** Opening TEXT SEGMENT block **

Print

Print


>
> Both Word 2003 and Open Office <http://www.openoffice.org> will enable you
> to save your file as XML. So, if your Word document is well structured you
> might not be too far off your goal. Getting to XML is the easy part; getting
> to your particular flavour of XML, i.e. EAD, may be a little harder, again
> depending on how the *.doc file is structured. The good news, though, is
> that your 'just' an XSLT transform away.


Regarding file size, we have EAD instance documents as large as 4MB, and
dynamic application of a stylesheet absolutely breaks our application
(xsltproc is the XSLT engine): for any instance over 2MB, therefore, we
redirect to static HTML. A 4MB instance results in ca 2.5MB of HTML*, but
with non-significant whitespace removed this can come in at under 2MB (still
really too large for those with dialup connexions).

* the HTML is rather verbose, however, peppered as it is with <div
class="c01"> &c.

St.

Stephen Yearl
Systems Archivist
Yale University Library::Manuscripts and Archives




>>> [log in to unmask] 03/13/06 2:59 PM >>>
> I have a very large guide in Word format which I need to convert to EAD
> XML.
> I am especially concerned about the Series section as we have over 800
> boxes
> to tag.
>
>
>
> I am unable to find any way to do this (other than cutting and pasting
> from
> Word to and an XML editor) except for using Text conversion software shown
> on the EAD site http://www.loc.gov/ead/ag/agauthor.html#sec2c
>
> Is this kind of software the only answer or is there another clever
> way?  If
> commercial software is the solution, what products have been used and
> recommended?
>
>
>
> Also is there a recommendation of the length/size of an EAD guide?  I have
> some concern about download time for users.
>
>
>
> Thanks in advance for help.
>
>
>
> M.J. Figard
>
> Digital Initiatives Librarian
>
> McGovern Historical Collections and Research Center
>
> Houston Academy of Medicine - Texas Medical Center Library
>
> 1133 John Freeman Blvd.
>
> Houston, Texas  77030
>
> 713.799.7141 fax 713.790.7052
>
> NOTE new email address: [log in to unmask]
>
>
>
>
>

** Closing TEXT SEGMENT block **

* _PROBLEM SET_
(1) In the thread on converting Word to EAD, why are EAD instances over 2MB redirected to static HTML? Answer in one to three sentences.
(2) From the thread on converting Word to EAD, quote the passage from "Regarding file size, we" to "with dialup connexions).".
The records have no connection to the text.

** Opening RECORD EXCERPTS block **

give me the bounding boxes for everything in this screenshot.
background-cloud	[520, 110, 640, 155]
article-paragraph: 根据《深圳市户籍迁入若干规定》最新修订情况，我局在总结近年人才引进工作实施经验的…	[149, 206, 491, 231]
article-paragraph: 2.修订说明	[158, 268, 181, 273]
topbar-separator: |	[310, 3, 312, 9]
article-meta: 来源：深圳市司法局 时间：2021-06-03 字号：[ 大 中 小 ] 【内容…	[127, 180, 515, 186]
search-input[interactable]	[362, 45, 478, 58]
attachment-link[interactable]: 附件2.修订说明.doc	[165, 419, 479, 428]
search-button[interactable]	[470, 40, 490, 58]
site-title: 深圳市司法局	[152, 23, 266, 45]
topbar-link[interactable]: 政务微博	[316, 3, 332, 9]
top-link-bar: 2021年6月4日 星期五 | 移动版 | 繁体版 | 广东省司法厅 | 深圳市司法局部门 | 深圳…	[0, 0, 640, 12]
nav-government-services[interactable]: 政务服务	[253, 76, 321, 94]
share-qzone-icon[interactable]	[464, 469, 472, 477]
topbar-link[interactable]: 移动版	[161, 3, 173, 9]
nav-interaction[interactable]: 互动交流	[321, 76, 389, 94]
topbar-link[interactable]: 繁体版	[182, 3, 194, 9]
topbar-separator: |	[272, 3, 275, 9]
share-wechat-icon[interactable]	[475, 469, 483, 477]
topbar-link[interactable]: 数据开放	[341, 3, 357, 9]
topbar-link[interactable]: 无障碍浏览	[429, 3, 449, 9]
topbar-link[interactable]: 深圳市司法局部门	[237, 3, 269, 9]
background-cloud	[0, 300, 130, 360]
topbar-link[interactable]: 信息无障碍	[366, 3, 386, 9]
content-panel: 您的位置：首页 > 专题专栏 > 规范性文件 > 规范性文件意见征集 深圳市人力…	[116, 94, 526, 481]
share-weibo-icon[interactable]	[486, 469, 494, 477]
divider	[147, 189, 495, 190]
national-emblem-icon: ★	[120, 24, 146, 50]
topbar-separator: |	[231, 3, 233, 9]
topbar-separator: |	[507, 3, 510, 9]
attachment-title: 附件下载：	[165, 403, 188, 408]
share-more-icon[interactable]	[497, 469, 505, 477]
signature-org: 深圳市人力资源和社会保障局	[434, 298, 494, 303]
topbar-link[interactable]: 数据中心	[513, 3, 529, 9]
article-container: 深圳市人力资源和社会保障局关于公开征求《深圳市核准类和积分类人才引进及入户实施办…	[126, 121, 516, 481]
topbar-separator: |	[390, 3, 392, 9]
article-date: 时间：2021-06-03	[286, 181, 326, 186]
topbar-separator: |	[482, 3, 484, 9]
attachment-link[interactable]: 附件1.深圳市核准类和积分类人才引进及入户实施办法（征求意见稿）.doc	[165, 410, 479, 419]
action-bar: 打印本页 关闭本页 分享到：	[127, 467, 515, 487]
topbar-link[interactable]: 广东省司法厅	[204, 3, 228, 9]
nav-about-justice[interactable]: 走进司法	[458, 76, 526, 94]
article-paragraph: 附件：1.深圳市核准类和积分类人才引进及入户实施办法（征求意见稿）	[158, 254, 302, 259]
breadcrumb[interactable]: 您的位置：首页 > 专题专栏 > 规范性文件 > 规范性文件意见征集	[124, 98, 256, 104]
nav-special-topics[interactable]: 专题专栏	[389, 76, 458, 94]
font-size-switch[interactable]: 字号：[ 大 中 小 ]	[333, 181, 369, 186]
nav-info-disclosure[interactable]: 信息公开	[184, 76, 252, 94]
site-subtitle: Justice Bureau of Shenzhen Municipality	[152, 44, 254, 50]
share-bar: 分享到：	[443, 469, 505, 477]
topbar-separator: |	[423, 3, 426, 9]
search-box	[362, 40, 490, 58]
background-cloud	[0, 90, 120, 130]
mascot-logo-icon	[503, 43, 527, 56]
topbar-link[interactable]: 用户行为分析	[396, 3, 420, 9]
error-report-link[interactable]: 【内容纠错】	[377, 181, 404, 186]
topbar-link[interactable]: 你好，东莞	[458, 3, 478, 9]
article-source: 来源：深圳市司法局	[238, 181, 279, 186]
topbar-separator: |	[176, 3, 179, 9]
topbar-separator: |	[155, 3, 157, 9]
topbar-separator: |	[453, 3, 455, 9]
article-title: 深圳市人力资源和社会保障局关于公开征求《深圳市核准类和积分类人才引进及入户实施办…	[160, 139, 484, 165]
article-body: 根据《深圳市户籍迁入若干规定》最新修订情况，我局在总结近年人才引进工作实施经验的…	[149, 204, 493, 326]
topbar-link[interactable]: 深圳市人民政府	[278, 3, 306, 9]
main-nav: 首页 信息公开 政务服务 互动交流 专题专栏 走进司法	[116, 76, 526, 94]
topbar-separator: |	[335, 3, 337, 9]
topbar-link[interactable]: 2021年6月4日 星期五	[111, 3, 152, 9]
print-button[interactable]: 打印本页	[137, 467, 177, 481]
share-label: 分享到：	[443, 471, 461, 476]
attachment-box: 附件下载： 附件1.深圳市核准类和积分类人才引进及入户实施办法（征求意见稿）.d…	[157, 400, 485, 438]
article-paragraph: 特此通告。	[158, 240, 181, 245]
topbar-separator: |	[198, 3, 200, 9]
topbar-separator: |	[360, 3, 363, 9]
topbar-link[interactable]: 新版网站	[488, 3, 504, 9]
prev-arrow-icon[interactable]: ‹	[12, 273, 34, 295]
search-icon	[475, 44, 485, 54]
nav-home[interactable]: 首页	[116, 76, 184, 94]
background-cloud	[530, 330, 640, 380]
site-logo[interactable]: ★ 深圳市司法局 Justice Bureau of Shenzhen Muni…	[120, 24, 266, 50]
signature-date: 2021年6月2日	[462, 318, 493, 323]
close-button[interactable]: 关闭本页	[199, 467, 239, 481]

** Closing RECORD EXCERPTS block **

* _EXERCISE SOLUTIONS_
(1) Applying a stylesheet dynamically breaks their application, which uses xsltproc as its XSLT engine. So any instance over 2MB is sent to static HTML instead.

(2)
Regarding file size, we have EAD instance documents as large as 4MB, and
dynamic application of a stylesheet absolutely breaks our application
(xsltproc is the XSLT engine): for any instance over 2MB, therefore, we
redirect to static HTML. A 4MB instance results in ca 2.5MB of HTML*, but
with non-significant whitespace removed this can come in at under 2MB (still
really too large for those with dialup connexions).